• [Exercise requirements]: Below is the data. Give it again, complete and exact.

• [Dataset extract]:
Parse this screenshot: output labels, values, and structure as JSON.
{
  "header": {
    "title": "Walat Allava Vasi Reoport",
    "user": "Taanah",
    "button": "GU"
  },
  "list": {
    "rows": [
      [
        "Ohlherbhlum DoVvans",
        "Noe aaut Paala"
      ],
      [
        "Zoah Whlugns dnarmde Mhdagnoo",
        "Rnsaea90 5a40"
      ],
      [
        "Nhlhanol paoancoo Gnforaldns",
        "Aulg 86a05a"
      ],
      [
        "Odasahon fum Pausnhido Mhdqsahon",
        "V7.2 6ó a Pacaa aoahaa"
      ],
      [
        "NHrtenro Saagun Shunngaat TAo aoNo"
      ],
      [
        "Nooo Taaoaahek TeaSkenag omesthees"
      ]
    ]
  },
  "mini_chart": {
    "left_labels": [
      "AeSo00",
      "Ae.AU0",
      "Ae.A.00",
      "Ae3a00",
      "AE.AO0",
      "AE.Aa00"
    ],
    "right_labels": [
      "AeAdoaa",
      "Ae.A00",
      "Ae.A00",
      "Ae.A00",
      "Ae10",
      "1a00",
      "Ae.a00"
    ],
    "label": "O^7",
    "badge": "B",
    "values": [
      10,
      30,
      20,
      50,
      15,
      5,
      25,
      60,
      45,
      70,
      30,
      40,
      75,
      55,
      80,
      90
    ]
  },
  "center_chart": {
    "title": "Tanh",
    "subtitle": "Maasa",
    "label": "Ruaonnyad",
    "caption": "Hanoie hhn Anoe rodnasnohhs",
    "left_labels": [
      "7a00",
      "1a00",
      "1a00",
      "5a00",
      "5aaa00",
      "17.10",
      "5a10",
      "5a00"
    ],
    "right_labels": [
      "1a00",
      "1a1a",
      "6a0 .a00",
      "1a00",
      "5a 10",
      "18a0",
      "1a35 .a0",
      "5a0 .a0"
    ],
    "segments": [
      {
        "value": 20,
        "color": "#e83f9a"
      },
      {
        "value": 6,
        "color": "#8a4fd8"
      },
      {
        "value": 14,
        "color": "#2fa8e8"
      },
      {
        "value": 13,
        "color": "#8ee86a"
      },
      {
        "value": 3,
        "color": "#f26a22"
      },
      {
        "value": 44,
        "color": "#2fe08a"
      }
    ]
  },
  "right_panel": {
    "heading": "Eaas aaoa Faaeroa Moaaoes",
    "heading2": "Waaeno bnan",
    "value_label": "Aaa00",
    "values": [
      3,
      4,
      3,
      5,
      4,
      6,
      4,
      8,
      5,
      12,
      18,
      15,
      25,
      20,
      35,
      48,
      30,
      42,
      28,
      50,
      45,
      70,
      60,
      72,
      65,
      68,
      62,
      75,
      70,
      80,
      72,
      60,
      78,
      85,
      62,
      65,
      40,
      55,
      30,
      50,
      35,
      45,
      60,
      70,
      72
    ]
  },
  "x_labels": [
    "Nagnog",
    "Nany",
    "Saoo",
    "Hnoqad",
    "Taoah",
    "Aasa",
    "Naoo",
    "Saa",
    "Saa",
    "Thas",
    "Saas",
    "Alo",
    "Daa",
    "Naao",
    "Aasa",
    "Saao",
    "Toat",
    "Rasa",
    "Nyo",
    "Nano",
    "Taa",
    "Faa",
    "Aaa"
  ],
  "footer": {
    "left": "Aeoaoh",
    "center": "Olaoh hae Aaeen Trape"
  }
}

• [Answer to this problem]:
Parse this screenshot: output labels, values, and structure as JSON.
{
  "header": {
    "title": "Walat Allava Vasi Reoport",
    "user": "Taanah",
    "button": "GU"
  },
  "list": {
    "rows": [
      [
        "Ohlherbhlum DoVvans",
        "Noe aaut Paala"
      ],
      [
        "Zoah Whlugns dnarmde Mhdagnoo",
        "Rnsaea90 5a40"
      ],
      [
        "Nhlhanol paoancoo Gnforaldns",
        "Aulg 86a05a"
      ],
      [
        "Odasahon fum Pausnhido Mhdqsahon",
        "V7.2 6ó a Pacaa aoahaa"
      ],
      [
        "NHrtenro Saagun Shunngaat TAo aoNo"
      ],
      [
        "Nooo Taaoaahek TeaSkenag omesthees"
      ]
    ]
  },
  "mini_chart": {
    "left_labels": [
      "AeSo00",
      "Ae.AU0",
      "Ae.A.00",
      "Ae3a00",
      "AE.AO0",
      "AE.Aa00"
    ],
    "right_labels": [
      "AeAdoaa",
      "Ae.A00",
      "Ae.A00",
      "Ae.A00",
      "Ae10",
      "1a00",
      "Ae.a00"
    ],
    "label": "O^7",
    "badge": "B",
    "values": [
      10,
      30,
      20,
      50,
      15,
      5,
      25,
      60,
      45,
      70,
      30,
      40,
      75,
      55,
      80,
      90
    ]
  },
  "center_chart": {
    "title": "Tanh",
    "subtitle": "Maasa",
    "label": "Ruaonnyad",
    "caption": "Hanoie hhn Anoe rodnasnohhs",
    "left_labels": [
      "7a00",
      "1a00",
      "1a00",
      "5a00",
      "5aaa00",
      "17.10",
      "5a10",
      "5a00"
    ],
    "right_labels": [
      "1a00",
      "1a1a",
      "6a0 .a00",
      "1a00",
      "5a 10",
      "18a0",
      "1a35 .a0",
      "5a0 .a0"
    ],
    "segments": [
      {
        "value": 20,
        "color": "#e83f9a"
      },
      {
        "value": 6,
        "color": "#8a4fd8"
      },
      {
        "value": 14,
        "color": "#2fa8e8"
      },
      {
        "value": 13,
        "color": "#8ee86a"
      },
      {
        "value": 3,
        "color": "#f26a22"
      },
      {
        "value": 44,
        "color": "#2fe08a"
      }
    ]
  },
  "right_panel": {
    "heading": "Eaas aaoa Faaeroa Moaaoes",
    "heading2": "Waaeno bnan",
    "value_label": "Aaa00",
    "values": [
      3,
      4,
      3,
      5,
      4,
      6,
      4,
      8,
      5,
      12,
      18,
      15,
      25,
      20,
      35,
      48,
      30,
      42,
      28,
      50,
      45,
      70,
      60,
      72,
      65,
      68,
      62,
      75,
      70,
      80,
      72,
      60,
      78,
      85,
      62,
      65,
      40,
      55,
      30,
      50,
      35,
      45,
      60,
      70,
      72
    ]
  },
  "x_labels": [
    "Nagnog",
    "Nany",
    "Saoo",
    "Hnoqad",
    "Taoah",
    "Aasa",
    "Naoo",
    "Saa",
    "Saa",
    "Thas",
    "Saas",
    "Alo",
    "Daa",
    "Naao",
    "Aasa",
    "Saao",
    "Toat",
    "Rasa",
    "Nyo",
    "Nano",
    "Taa",
    "Faa",
    "Aaa"
  ],
  "footer": {
    "left": "Aeoaoh",
    "center": "Olaoh hae Aaeen Trape"
  }
}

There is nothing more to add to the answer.